- Problem to solve -
Return every line of the material below that contains the string "Mean".
>> Start
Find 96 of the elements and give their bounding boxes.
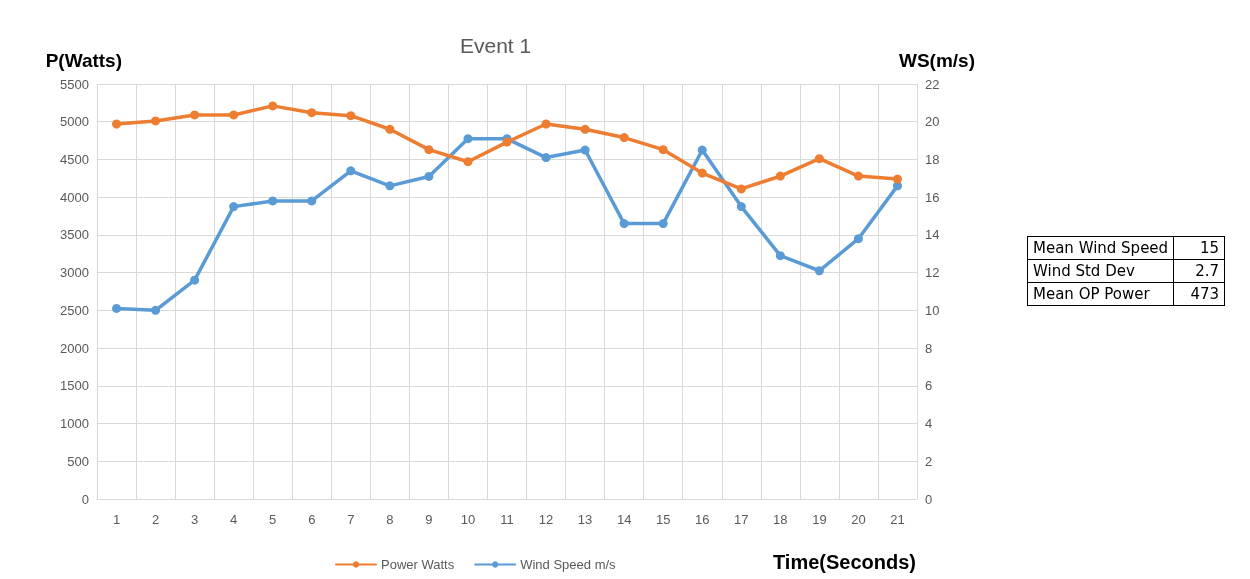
- y2-tick-label: 0: [925, 491, 933, 507]
- y2-tick-label: 8: [925, 340, 933, 356]
- point: [853, 171, 863, 181]
- y2-tick-label: 16: [925, 189, 940, 205]
- point: [814, 266, 824, 276]
- point: [424, 171, 434, 181]
- x-tick-label: 20: [851, 512, 866, 527]
- x-tick-label: 15: [655, 512, 671, 527]
- x-tick-label: 1: [112, 512, 121, 527]
- y2-tick-label: 10: [925, 302, 940, 318]
- point: [736, 202, 746, 212]
- y-axis-title: P(Watts): [45, 50, 122, 71]
- y2-tick-label: 12: [925, 265, 940, 281]
- y2-tick-label: 20: [925, 114, 940, 130]
- point: [619, 219, 629, 229]
- y-tick-label: 3500: [60, 227, 89, 243]
- point: [541, 153, 551, 163]
- y-tick-label: 1500: [60, 378, 89, 394]
- x-tick-label: 14: [616, 512, 632, 527]
- point: [112, 119, 122, 129]
- x-axis-title: Time(Seconds): [773, 551, 916, 573]
- point: [814, 154, 824, 164]
- x-tick-label: 2: [151, 512, 160, 527]
- point: [229, 202, 239, 212]
- text: Wind Std Dev: [1027, 259, 1174, 283]
- text: Mean OP Power: [1027, 282, 1174, 306]
- point: [385, 124, 395, 134]
- point: [658, 145, 668, 155]
- point: [619, 133, 629, 143]
- y-tick-label: 2500: [60, 302, 89, 318]
- x-tick-label: 13: [577, 512, 593, 527]
- point: [112, 303, 122, 313]
- y2-axis-title: WS(m/s): [899, 50, 975, 71]
- x-tick-label: 21: [890, 512, 905, 527]
- point: [229, 110, 239, 120]
- point: [307, 196, 317, 206]
- x-tick-label: 6: [308, 512, 316, 527]
- y-tick-label: 500: [67, 453, 89, 469]
- point: [541, 119, 551, 129]
- x-tick-label: 19: [812, 512, 827, 527]
- y-tick-label: 5500: [60, 76, 89, 92]
- x-tick-label: 7: [347, 512, 355, 527]
- text: 473: [1173, 282, 1225, 306]
- point: [463, 134, 473, 144]
- legend-label: Wind Speed m/s: [520, 557, 617, 572]
- point: [697, 145, 707, 155]
- point: [736, 184, 746, 194]
- x-tick-label: 8: [386, 512, 394, 527]
- legend-label: Power Watts: [381, 557, 455, 572]
- point: [268, 101, 278, 111]
- point: [775, 251, 785, 261]
- x-tick-label: 18: [773, 512, 788, 527]
- y-tick-label: 5000: [60, 114, 89, 130]
- point: [658, 219, 668, 229]
- x-tick-label: 3: [191, 512, 199, 527]
- point: [190, 275, 200, 285]
- y2-tick-label: 14: [925, 227, 940, 243]
- y-tick-label: 3000: [60, 265, 89, 281]
- x-tick-label: 4: [230, 512, 238, 527]
- text: 15: [1173, 236, 1225, 260]
- x-tick-label: 10: [460, 512, 476, 527]
- x-tick-label: 9: [425, 512, 433, 527]
- point: [580, 145, 590, 155]
- x-tick-label: 5: [269, 512, 277, 527]
- point: [853, 234, 863, 244]
- point: [385, 181, 395, 191]
- y2-tick-label: 22: [925, 76, 940, 92]
- text: 2.7: [1173, 259, 1225, 283]
- y2-tick-label: 18: [925, 151, 940, 167]
- point: [151, 305, 161, 315]
- point: [775, 171, 785, 181]
- y2-tick-label: 6: [925, 378, 933, 394]
- y2-tick-label: 2: [925, 453, 933, 469]
- point: [346, 111, 356, 121]
- x-tick-label: 16: [695, 512, 710, 527]
- x-tick-label: 17: [734, 512, 749, 527]
- text: Mean Wind Speed: [1027, 236, 1174, 260]
- y-tick-label: 4000: [60, 189, 89, 205]
- y-tick-label: 0: [81, 491, 89, 507]
- y-tick-label: 4500: [60, 151, 89, 167]
- y2-tick-label: 4: [925, 416, 933, 432]
- point: [697, 168, 707, 178]
- chart-title: Event 1: [460, 34, 532, 57]
- x-tick-label: 12: [538, 512, 554, 527]
- point: [424, 145, 434, 155]
- x-tick-label: 11: [500, 512, 514, 527]
- y-tick-label: 2000: [60, 340, 89, 356]
- point: [346, 166, 356, 176]
- point: [580, 124, 590, 134]
- point: [268, 196, 278, 206]
- point: [307, 108, 317, 118]
- point: [190, 110, 200, 120]
- point: [892, 174, 902, 184]
- y-tick-label: 1000: [60, 416, 89, 432]
- point: [463, 157, 473, 167]
- point: [151, 116, 161, 126]
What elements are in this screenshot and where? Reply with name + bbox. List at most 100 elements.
>> End
- Completed exercise -
- text: Mean OP Power: [1027, 282, 1174, 306]
- text: Mean Wind Speed: [1027, 236, 1174, 260]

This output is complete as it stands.